- **WHAT YOU NEED TO DO**
Check each line of the listing below for the string "Slides", and copy the ones that have it.

- **PROVIDED DATA**
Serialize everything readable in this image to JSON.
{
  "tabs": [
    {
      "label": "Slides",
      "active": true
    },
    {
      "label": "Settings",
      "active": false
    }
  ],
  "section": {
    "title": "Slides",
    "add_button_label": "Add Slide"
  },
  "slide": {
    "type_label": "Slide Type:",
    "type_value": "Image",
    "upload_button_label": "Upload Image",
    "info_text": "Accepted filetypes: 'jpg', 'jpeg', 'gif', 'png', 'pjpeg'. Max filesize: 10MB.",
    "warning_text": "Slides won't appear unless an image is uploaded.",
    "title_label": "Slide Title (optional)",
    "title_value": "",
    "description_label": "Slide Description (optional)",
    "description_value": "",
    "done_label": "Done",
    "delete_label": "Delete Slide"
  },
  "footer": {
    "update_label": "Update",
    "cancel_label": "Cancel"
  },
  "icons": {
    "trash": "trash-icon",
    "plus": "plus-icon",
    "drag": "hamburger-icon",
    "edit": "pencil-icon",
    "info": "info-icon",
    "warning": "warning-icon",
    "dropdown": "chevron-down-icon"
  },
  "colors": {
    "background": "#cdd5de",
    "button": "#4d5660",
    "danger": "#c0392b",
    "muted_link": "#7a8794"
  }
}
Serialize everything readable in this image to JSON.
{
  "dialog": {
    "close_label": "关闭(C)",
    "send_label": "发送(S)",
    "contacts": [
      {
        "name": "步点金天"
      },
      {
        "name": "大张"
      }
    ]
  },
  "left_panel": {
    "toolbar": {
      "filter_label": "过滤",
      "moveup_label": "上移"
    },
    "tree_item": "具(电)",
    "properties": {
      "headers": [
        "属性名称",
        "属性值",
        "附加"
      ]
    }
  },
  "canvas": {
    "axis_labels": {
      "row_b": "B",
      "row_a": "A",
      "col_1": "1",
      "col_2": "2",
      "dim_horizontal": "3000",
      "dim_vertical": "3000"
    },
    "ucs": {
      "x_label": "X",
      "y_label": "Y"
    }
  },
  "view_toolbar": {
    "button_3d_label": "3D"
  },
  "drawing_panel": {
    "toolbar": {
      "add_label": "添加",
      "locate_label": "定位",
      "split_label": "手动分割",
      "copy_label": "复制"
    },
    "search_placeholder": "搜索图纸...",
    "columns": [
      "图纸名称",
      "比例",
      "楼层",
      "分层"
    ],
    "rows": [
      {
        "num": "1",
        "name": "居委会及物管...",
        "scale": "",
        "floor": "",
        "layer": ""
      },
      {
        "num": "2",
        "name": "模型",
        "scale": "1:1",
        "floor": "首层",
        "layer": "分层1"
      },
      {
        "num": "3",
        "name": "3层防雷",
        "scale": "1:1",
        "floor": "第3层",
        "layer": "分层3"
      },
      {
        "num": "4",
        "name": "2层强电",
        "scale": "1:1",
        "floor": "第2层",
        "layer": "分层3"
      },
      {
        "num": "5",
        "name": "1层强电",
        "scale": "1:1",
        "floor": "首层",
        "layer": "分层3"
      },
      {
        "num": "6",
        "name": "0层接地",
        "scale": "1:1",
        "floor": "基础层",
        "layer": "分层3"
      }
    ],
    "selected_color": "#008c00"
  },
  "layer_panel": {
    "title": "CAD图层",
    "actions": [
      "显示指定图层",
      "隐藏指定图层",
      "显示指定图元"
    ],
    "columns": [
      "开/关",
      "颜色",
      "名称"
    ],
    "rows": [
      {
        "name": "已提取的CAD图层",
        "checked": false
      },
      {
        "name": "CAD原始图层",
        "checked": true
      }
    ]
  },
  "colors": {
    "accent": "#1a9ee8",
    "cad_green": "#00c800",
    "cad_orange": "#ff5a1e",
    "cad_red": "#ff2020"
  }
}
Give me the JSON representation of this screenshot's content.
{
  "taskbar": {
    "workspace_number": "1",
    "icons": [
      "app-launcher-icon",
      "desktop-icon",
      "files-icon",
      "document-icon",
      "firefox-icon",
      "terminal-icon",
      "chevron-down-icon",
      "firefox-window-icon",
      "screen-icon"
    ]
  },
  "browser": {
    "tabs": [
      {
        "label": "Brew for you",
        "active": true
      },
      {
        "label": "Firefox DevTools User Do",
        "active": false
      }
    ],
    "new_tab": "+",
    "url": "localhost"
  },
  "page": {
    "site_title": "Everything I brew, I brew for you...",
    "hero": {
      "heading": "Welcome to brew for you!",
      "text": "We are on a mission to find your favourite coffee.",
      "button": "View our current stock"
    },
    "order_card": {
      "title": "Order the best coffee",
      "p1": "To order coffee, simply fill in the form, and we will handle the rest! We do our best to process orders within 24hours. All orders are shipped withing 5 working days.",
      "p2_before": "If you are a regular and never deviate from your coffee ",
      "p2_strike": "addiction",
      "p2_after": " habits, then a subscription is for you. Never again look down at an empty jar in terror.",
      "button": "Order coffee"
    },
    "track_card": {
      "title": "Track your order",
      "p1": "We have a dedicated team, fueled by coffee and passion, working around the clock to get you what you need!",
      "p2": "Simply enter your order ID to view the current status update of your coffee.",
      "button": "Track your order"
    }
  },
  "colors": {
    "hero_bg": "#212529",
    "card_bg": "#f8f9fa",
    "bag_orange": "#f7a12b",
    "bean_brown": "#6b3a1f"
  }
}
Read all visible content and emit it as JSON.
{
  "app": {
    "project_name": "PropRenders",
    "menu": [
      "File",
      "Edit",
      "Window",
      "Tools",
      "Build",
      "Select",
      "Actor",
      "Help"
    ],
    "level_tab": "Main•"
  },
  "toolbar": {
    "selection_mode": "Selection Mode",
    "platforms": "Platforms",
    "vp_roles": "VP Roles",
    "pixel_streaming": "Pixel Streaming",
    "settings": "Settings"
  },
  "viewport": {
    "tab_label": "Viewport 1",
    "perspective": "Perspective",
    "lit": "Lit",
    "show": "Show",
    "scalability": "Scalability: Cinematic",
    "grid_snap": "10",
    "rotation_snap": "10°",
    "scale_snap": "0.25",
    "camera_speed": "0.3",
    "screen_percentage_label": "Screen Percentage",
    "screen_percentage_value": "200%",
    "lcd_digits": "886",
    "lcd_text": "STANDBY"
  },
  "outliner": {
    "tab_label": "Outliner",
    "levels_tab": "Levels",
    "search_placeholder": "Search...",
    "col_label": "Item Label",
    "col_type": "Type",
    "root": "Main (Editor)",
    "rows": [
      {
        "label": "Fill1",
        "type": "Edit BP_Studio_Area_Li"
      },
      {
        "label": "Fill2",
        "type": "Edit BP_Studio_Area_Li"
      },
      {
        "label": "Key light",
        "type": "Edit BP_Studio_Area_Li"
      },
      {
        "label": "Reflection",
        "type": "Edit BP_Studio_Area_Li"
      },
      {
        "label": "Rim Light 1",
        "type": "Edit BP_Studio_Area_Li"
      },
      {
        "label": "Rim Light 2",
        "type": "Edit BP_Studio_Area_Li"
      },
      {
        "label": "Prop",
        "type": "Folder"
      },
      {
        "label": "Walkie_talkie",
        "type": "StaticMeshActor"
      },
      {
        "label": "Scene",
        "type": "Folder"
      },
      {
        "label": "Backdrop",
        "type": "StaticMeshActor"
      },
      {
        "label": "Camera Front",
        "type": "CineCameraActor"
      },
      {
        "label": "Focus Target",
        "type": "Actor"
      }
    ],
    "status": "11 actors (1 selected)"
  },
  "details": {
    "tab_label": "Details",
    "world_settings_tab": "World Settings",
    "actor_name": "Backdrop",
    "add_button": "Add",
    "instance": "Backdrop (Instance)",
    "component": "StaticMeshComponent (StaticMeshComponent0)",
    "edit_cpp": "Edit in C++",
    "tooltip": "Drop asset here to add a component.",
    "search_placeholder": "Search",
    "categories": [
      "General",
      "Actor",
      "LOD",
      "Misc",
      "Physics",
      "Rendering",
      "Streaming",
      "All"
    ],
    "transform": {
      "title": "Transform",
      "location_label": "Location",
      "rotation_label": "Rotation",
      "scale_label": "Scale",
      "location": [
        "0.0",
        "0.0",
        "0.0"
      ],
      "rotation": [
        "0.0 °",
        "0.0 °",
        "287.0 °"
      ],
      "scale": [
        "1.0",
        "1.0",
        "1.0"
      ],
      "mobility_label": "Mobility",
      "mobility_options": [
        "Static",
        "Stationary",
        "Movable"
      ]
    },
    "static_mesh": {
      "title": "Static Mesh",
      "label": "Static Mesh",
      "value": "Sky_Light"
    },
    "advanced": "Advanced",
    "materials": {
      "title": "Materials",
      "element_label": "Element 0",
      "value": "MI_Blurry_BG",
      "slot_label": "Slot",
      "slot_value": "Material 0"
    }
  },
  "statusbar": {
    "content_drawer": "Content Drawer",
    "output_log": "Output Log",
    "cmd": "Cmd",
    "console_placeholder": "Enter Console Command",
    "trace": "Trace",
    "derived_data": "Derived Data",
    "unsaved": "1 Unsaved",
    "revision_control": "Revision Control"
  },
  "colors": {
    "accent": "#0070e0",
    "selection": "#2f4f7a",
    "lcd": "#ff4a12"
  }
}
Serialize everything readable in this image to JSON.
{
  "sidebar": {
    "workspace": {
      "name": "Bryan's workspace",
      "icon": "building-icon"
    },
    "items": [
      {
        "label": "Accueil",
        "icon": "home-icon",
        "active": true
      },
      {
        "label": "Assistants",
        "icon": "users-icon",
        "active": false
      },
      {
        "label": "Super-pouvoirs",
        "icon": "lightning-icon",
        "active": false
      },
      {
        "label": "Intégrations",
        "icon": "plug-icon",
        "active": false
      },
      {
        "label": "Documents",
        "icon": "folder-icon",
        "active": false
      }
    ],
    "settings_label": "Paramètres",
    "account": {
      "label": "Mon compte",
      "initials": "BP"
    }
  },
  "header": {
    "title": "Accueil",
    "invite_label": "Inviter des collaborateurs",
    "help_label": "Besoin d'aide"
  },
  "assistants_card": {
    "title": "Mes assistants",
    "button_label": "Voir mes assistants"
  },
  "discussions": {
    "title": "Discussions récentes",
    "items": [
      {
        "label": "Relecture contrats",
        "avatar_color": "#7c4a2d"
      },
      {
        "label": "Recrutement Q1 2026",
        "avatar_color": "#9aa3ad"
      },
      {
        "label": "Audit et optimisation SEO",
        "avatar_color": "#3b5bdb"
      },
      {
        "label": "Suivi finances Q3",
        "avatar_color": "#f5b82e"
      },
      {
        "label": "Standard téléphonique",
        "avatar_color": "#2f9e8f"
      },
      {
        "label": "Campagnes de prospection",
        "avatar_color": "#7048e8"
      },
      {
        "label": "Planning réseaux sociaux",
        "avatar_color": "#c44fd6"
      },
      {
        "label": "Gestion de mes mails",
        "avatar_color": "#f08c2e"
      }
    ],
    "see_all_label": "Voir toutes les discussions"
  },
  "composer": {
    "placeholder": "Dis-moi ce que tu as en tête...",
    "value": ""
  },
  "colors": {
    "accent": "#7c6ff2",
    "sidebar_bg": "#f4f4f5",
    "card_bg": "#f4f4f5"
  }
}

- **RESULT**
      "label": "Slides",
    "title": "Slides",
    "warning_text": "Slides won't appear unless an image is uploaded.",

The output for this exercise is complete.